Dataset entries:
____________________

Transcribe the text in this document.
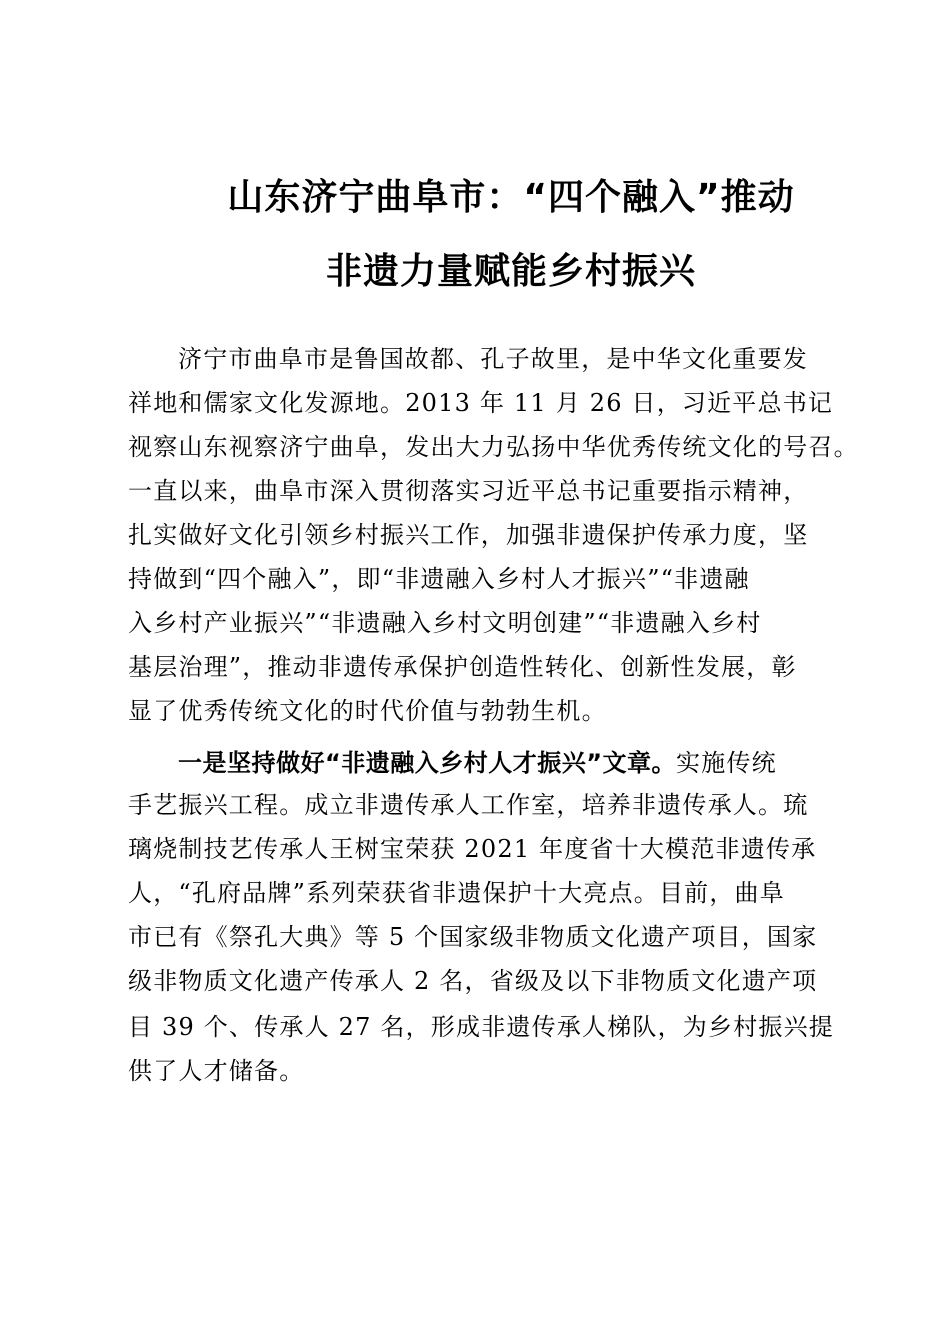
山东济宁曲阜市：“四个融入”推动
非遗力量赋能乡村振兴
济宁市曲阜市是鲁国故都、孔子故里，是中华文化重要发
祥地和儒家文化发源地。2013 年 11 月 26 日，习近平总书记
视察山东视察济宁曲阜，发出大力弘扬中华优秀传统文化的号召。
一直以来，曲阜市深入贯彻落实习近平总书记重要指示精神，
扎实做好文化引领乡村振兴工作，加强非遗保护传承力度，坚
持做到“四个融入”，即“非遗融入乡村人才振兴”“非遗融
入乡村产业振兴”“非遗融入乡村文明创建”“非遗融入乡村
基层治理”，推动非遗传承保护创造性转化、创新性发展，彰
显了优秀传统文化的时代价值与勃勃生机。
一是坚持做好“非遗融入乡村人才振兴”文章。实施传统
手艺振兴工程。成立非遗传承人工作室，培养非遗传承人。琉
璃烧制技艺传承人王树宝荣获 2021 年度省十大模范非遗传承
人，“孔府品牌”系列荣获省非遗保护十大亮点。目前，曲阜
市已有《祭孔大典》等 5 个国家级非物质文化遗产项目，国家
级非物质文化遗产传承人 2 名，省级及以下非物质文化遗产项
目 39 个、传承人 27 名，形成非遗传承人梯队，为乡村振兴提
供了人才储备。
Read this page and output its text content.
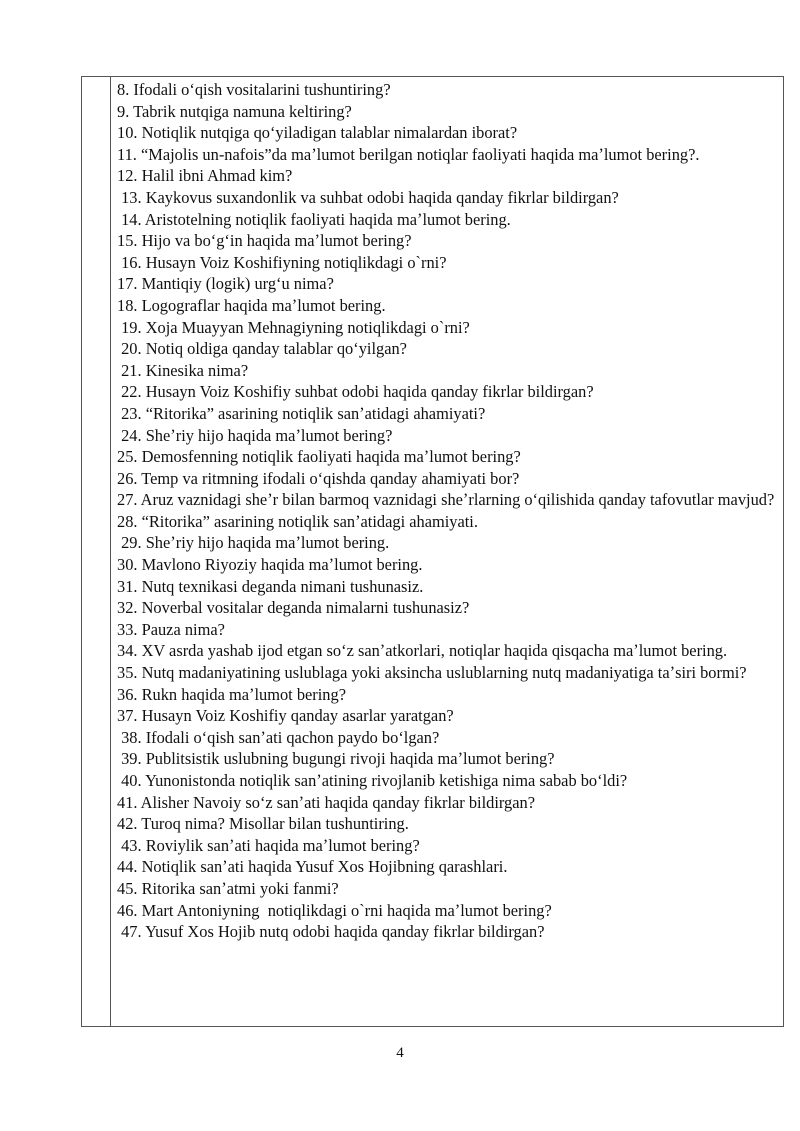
8. Ifodali oʻqish vositalarini tushuntiring?

9. Tabrik nutqiga namuna keltiring?

10. Notiqlik nutqiga qoʻyiladigan talablar nimalardan iborat?

11. “Majolis un-nafois”da maʼlumot berilgan notiqlar faoliyati haqida maʼlumot bering?.

12. Halil ibni Ahmad kim?

13. Kaykovus suxandonlik va suhbat odobi haqida qanday fikrlar bildirgan?

14. Aristotelning notiqlik faoliyati haqida maʼlumot bering.

15. Hijo va boʻgʻin haqida maʼlumot bering?

16. Husayn Voiz Koshifiyning notiqlikdagi o`rni?

17. Mantiqiy (logik) urgʻu nima?

18. Logograflar haqida maʼlumot bering.

19. Xoja Muayyan Mehnagiyning notiqlikdagi o`rni?

20. Notiq oldiga qanday talablar qoʻyilgan?

21. Kinesika nima?

22. Husayn Voiz Koshifiy suhbat odobi haqida qanday fikrlar bildirgan?

23. “Ritorika” asarining notiqlik sanʼatidagi ahamiyati?

24. Sheʼriy hijo haqida maʼlumot bering?

25. Demosfenning notiqlik faoliyati haqida maʼlumot bering?

26. Temp va ritmning ifodali oʻqishda qanday ahamiyati bor?

27. Aruz vaznidagi sheʼr bilan barmoq vaznidagi sheʼrlarning oʻqilishida qanday tafovutlar mavjud?

28. “Ritorika” asarining notiqlik sanʼatidagi ahamiyati.

29. Sheʼriy hijo haqida maʼlumot bering.

30. Mavlono Riyoziy haqida maʼlumot bering.

31. Nutq texnikasi deganda nimani tushunasiz.

32. Noverbal vositalar deganda nimalarni tushunasiz?

33. Pauza nima?

34. XV asrda yashab ijod etgan soʻz sanʼatkorlari, notiqlar haqida qisqacha maʼlumot bering.

35. Nutq madaniyatining uslublaga yoki aksincha uslublarning nutq madaniyatiga taʼsiri bormi?

36. Rukn haqida maʼlumot bering?

37. Husayn Voiz Koshifiy qanday asarlar yaratgan?

38. Ifodali oʻqish sanʼati qachon paydo boʻlgan?

39. Publitsistik uslubning bugungi rivoji haqida maʼlumot bering?

40. Yunonistonda notiqlik sanʼatining rivojlanib ketishiga nima sabab boʻldi?

41. Alisher Navoiy soʻz sanʼati haqida qanday fikrlar bildirgan?

42. Turoq nima? Misollar bilan tushuntiring.

43. Roviylik sanʼati haqida maʼlumot bering?

44. Notiqlik sanʼati haqida Yusuf Xos Hojibning qarashlari.

45. Ritorika sanʼatmi yoki fanmi?

46. Mart Antoniyning  notiqlikdagi o`rni haqida maʼlumot bering?

47. Yusuf Xos Hojib nutq odobi haqida qanday fikrlar bildirgan?

4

____________________

What the task requires
Quote every record above exactly, omitting any pictures they contain.

Response for this exercise
Transcribe the text in this document.
山东济宁曲阜市：“四个融入”推动
非遗力量赋能乡村振兴
济宁市曲阜市是鲁国故都、孔子故里，是中华文化重要发
祥地和儒家文化发源地。2013 年 11 月 26 日，习近平总书记
视察山东视察济宁曲阜，发出大力弘扬中华优秀传统文化的号召。
一直以来，曲阜市深入贯彻落实习近平总书记重要指示精神，
扎实做好文化引领乡村振兴工作，加强非遗保护传承力度，坚
持做到“四个融入”，即“非遗融入乡村人才振兴”“非遗融
入乡村产业振兴”“非遗融入乡村文明创建”“非遗融入乡村
基层治理”，推动非遗传承保护创造性转化、创新性发展，彰
显了优秀传统文化的时代价值与勃勃生机。
一是坚持做好“非遗融入乡村人才振兴”文章。实施传统
手艺振兴工程。成立非遗传承人工作室，培养非遗传承人。琉
璃烧制技艺传承人王树宝荣获 2021 年度省十大模范非遗传承
人，“孔府品牌”系列荣获省非遗保护十大亮点。目前，曲阜
市已有《祭孔大典》等 5 个国家级非物质文化遗产项目，国家
级非物质文化遗产传承人 2 名，省级及以下非物质文化遗产项
目 39 个、传承人 27 名，形成非遗传承人梯队，为乡村振兴提
供了人才储备。
Read this page and output its text content.
8. Ifodali oʻqish vositalarini tushuntiring?

9. Tabrik nutqiga namuna keltiring?

10. Notiqlik nutqiga qoʻyiladigan talablar nimalardan iborat?

11. “Majolis un-nafois”da maʼlumot berilgan notiqlar faoliyati haqida maʼlumot bering?.

12. Halil ibni Ahmad kim?

13. Kaykovus suxandonlik va suhbat odobi haqida qanday fikrlar bildirgan?

14. Aristotelning notiqlik faoliyati haqida maʼlumot bering.

15. Hijo va boʻgʻin haqida maʼlumot bering?

16. Husayn Voiz Koshifiyning notiqlikdagi o`rni?

17. Mantiqiy (logik) urgʻu nima?

18. Logograflar haqida maʼlumot bering.

19. Xoja Muayyan Mehnagiyning notiqlikdagi o`rni?

20. Notiq oldiga qanday talablar qoʻyilgan?

21. Kinesika nima?

22. Husayn Voiz Koshifiy suhbat odobi haqida qanday fikrlar bildirgan?

23. “Ritorika” asarining notiqlik sanʼatidagi ahamiyati?

24. Sheʼriy hijo haqida maʼlumot bering?

25. Demosfenning notiqlik faoliyati haqida maʼlumot bering?

26. Temp va ritmning ifodali oʻqishda qanday ahamiyati bor?

27. Aruz vaznidagi sheʼr bilan barmoq vaznidagi sheʼrlarning oʻqilishida qanday tafovutlar mavjud?

28. “Ritorika” asarining notiqlik sanʼatidagi ahamiyati.

29. Sheʼriy hijo haqida maʼlumot bering.

30. Mavlono Riyoziy haqida maʼlumot bering.

31. Nutq texnikasi deganda nimani tushunasiz.

32. Noverbal vositalar deganda nimalarni tushunasiz?

33. Pauza nima?

34. XV asrda yashab ijod etgan soʻz sanʼatkorlari, notiqlar haqida qisqacha maʼlumot bering.

35. Nutq madaniyatining uslublaga yoki aksincha uslublarning nutq madaniyatiga taʼsiri bormi?

36. Rukn haqida maʼlumot bering?

37. Husayn Voiz Koshifiy qanday asarlar yaratgan?

38. Ifodali oʻqish sanʼati qachon paydo boʻlgan?

39. Publitsistik uslubning bugungi rivoji haqida maʼlumot bering?

40. Yunonistonda notiqlik sanʼatining rivojlanib ketishiga nima sabab boʻldi?

41. Alisher Navoiy soʻz sanʼati haqida qanday fikrlar bildirgan?

42. Turoq nima? Misollar bilan tushuntiring.

43. Roviylik sanʼati haqida maʼlumot bering?

44. Notiqlik sanʼati haqida Yusuf Xos Hojibning qarashlari.

45. Ritorika sanʼatmi yoki fanmi?

46. Mart Antoniyning  notiqlikdagi o`rni haqida maʼlumot bering?

47. Yusuf Xos Hojib nutq odobi haqida qanday fikrlar bildirgan?

4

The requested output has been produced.